Aim: Check each line below for the word "paper", and copy those that have it.

______

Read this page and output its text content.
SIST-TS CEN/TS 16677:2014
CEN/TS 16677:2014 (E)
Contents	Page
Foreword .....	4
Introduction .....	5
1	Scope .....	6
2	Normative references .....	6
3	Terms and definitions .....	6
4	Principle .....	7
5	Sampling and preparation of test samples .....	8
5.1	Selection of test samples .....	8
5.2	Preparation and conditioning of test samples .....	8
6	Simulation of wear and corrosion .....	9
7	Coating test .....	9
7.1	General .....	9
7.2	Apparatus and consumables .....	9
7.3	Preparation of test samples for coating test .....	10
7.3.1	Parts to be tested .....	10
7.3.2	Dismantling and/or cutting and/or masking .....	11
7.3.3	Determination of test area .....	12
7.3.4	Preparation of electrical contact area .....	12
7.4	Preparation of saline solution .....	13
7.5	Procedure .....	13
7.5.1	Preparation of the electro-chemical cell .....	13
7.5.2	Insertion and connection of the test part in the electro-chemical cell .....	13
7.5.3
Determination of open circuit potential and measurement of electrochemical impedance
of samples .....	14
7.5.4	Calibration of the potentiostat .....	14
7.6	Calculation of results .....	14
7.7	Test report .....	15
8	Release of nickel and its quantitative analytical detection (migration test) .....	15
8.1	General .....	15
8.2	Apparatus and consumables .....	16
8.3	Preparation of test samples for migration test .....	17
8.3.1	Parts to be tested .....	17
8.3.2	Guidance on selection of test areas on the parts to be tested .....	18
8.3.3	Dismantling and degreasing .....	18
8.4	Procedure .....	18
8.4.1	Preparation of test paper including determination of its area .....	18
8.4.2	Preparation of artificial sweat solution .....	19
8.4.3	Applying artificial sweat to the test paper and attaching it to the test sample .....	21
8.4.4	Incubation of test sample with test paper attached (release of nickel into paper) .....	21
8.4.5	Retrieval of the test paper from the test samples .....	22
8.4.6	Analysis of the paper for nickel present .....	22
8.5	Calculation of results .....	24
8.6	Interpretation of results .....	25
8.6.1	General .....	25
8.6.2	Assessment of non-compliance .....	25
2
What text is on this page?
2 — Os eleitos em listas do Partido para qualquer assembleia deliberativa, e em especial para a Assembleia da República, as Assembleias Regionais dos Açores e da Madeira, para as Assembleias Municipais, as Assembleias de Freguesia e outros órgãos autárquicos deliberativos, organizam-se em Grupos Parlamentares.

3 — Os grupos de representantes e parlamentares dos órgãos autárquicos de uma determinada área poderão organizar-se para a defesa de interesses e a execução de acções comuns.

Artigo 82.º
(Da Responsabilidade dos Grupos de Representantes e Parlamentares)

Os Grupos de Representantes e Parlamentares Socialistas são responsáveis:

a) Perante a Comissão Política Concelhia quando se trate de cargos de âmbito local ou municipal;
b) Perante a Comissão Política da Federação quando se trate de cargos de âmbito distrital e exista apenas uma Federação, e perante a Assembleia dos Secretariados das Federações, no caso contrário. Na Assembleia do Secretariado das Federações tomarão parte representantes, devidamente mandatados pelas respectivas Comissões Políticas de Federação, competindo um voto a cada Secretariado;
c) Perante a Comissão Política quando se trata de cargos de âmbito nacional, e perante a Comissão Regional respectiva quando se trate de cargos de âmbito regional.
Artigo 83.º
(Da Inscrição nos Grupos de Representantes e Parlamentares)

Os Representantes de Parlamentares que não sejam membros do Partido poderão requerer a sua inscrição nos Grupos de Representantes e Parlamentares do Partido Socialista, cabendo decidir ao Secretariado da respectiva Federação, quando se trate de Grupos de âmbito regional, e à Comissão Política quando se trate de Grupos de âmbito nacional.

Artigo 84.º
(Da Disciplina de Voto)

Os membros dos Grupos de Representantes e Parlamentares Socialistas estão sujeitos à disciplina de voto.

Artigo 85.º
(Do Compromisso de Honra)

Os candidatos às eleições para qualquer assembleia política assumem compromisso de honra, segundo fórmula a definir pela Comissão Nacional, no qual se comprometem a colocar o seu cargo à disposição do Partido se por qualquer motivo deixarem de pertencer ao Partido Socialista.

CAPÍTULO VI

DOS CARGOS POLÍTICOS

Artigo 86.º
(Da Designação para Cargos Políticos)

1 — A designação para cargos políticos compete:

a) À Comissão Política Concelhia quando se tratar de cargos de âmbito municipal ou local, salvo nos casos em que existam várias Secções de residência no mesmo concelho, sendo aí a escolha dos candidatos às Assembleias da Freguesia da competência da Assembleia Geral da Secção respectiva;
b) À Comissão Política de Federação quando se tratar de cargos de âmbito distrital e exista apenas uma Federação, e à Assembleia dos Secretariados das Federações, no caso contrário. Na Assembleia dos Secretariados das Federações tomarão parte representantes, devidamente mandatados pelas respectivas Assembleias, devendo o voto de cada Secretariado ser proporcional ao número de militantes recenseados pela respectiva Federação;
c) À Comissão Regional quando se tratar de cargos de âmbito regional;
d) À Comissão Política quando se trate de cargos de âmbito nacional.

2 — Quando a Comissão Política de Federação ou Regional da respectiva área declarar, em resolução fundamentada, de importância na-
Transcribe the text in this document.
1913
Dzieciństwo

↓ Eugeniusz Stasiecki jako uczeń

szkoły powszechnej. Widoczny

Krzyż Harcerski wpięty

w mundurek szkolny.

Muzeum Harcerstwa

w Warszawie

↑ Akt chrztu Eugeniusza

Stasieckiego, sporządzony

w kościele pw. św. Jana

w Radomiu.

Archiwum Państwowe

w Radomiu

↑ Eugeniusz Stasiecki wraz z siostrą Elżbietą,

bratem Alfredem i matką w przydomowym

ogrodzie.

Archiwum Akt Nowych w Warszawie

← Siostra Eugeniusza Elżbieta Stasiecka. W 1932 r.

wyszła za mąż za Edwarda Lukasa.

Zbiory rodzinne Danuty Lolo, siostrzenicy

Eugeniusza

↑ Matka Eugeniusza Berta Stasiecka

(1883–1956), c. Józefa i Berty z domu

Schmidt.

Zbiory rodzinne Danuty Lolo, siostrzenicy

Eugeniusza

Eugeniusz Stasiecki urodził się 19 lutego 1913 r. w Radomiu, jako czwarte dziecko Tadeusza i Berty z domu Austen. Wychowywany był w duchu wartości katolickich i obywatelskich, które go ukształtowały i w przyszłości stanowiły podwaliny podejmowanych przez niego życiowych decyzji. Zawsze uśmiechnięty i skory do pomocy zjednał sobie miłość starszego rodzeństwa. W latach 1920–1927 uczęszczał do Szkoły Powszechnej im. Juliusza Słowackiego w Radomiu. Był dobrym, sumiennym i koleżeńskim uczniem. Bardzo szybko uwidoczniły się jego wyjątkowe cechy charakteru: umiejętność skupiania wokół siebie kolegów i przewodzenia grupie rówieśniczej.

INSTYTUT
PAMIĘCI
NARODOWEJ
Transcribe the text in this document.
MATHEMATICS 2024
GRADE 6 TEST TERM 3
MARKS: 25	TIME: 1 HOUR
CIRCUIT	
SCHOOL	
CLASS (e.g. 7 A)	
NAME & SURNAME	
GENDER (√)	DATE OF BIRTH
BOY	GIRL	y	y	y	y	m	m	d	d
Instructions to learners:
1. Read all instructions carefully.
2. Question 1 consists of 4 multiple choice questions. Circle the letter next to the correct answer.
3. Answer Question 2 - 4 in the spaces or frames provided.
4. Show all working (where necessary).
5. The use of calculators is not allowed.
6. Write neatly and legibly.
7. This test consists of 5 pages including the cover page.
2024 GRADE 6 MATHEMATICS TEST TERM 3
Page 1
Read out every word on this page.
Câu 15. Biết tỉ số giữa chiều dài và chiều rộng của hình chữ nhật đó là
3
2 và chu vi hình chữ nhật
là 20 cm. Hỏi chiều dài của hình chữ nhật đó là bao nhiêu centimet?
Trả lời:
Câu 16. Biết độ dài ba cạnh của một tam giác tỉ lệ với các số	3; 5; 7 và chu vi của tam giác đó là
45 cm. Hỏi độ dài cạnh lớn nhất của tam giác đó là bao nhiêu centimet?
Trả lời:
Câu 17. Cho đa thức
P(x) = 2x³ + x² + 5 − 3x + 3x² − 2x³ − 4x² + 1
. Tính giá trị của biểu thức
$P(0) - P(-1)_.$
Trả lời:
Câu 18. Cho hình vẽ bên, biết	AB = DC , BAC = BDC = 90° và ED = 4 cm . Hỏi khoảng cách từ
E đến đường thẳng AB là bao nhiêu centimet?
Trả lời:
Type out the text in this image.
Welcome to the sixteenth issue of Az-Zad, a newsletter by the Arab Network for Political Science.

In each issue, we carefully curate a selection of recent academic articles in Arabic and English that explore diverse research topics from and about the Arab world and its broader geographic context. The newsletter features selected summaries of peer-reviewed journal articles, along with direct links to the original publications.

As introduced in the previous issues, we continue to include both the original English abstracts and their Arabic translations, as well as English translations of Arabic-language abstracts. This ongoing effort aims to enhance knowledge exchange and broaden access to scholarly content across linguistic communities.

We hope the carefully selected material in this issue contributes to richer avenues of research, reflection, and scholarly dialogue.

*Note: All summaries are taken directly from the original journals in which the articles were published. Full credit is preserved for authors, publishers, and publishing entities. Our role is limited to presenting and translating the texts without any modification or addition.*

______

Problem solution:
8.4.1	Preparation of test paper including determination of its area .....	18
8.4.3	Applying artificial sweat to the test paper and attaching it to the test sample .....	21
8.4.4	Incubation of test sample with test paper attached (release of nickel into paper) .....	21
8.4.5	Retrieval of the test paper from the test samples .....	22
8.4.6	Analysis of the paper for nickel present .....	22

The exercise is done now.